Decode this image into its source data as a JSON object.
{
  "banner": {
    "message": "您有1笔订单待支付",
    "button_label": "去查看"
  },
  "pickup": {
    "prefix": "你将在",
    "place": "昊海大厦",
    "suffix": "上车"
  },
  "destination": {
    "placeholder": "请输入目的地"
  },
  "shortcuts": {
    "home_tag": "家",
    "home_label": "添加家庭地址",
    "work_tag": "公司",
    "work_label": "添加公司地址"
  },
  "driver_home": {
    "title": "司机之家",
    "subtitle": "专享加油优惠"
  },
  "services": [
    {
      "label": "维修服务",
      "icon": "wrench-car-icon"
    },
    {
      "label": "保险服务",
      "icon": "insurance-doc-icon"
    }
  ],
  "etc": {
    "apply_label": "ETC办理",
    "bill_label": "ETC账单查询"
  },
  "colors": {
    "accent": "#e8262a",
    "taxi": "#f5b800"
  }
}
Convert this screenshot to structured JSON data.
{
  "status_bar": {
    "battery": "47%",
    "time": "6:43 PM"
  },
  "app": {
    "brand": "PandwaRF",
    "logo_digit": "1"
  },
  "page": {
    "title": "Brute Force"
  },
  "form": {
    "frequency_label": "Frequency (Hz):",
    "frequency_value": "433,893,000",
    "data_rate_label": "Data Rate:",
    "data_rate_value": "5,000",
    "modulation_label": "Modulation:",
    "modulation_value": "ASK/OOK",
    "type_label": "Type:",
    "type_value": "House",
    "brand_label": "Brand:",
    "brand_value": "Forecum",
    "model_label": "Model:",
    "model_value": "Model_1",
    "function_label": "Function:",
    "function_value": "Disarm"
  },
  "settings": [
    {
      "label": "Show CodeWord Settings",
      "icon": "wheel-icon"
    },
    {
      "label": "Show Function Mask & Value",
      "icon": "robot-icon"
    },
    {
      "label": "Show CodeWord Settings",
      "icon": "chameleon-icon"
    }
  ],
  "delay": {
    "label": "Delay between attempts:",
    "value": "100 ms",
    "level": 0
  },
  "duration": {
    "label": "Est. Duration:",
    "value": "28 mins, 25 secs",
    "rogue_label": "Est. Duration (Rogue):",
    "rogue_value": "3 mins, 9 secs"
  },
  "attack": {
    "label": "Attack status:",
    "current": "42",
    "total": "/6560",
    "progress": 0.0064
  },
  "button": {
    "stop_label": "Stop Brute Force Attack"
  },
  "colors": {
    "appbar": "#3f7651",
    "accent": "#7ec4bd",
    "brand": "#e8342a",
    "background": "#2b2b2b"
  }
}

============================================================

= Exercise brief =
Write out the whole listing exactly.

= Written reply =
Decode this image into its source data as a JSON object.
{
  "banner": {
    "message": "您有1笔订单待支付",
    "button_label": "去查看"
  },
  "pickup": {
    "prefix": "你将在",
    "place": "昊海大厦",
    "suffix": "上车"
  },
  "destination": {
    "placeholder": "请输入目的地"
  },
  "shortcuts": {
    "home_tag": "家",
    "home_label": "添加家庭地址",
    "work_tag": "公司",
    "work_label": "添加公司地址"
  },
  "driver_home": {
    "title": "司机之家",
    "subtitle": "专享加油优惠"
  },
  "services": [
    {
      "label": "维修服务",
      "icon": "wrench-car-icon"
    },
    {
      "label": "保险服务",
      "icon": "insurance-doc-icon"
    }
  ],
  "etc": {
    "apply_label": "ETC办理",
    "bill_label": "ETC账单查询"
  },
  "colors": {
    "accent": "#e8262a",
    "taxi": "#f5b800"
  }
}
Convert this screenshot to structured JSON data.
{
  "status_bar": {
    "battery": "47%",
    "time": "6:43 PM"
  },
  "app": {
    "brand": "PandwaRF",
    "logo_digit": "1"
  },
  "page": {
    "title": "Brute Force"
  },
  "form": {
    "frequency_label": "Frequency (Hz):",
    "frequency_value": "433,893,000",
    "data_rate_label": "Data Rate:",
    "data_rate_value": "5,000",
    "modulation_label": "Modulation:",
    "modulation_value": "ASK/OOK",
    "type_label": "Type:",
    "type_value": "House",
    "brand_label": "Brand:",
    "brand_value": "Forecum",
    "model_label": "Model:",
    "model_value": "Model_1",
    "function_label": "Function:",
    "function_value": "Disarm"
  },
  "settings": [
    {
      "label": "Show CodeWord Settings",
      "icon": "wheel-icon"
    },
    {
      "label": "Show Function Mask & Value",
      "icon": "robot-icon"
    },
    {
      "label": "Show CodeWord Settings",
      "icon": "chameleon-icon"
    }
  ],
  "delay": {
    "label": "Delay between attempts:",
    "value": "100 ms",
    "level": 0
  },
  "duration": {
    "label": "Est. Duration:",
    "value": "28 mins, 25 secs",
    "rogue_label": "Est. Duration (Rogue):",
    "rogue_value": "3 mins, 9 secs"
  },
  "attack": {
    "label": "Attack status:",
    "current": "42",
    "total": "/6560",
    "progress": 0.0064
  },
  "button": {
    "stop_label": "Stop Brute Force Attack"
  },
  "colors": {
    "appbar": "#3f7651",
    "accent": "#7ec4bd",
    "brand": "#e8342a",
    "background": "#2b2b2b"
  }
}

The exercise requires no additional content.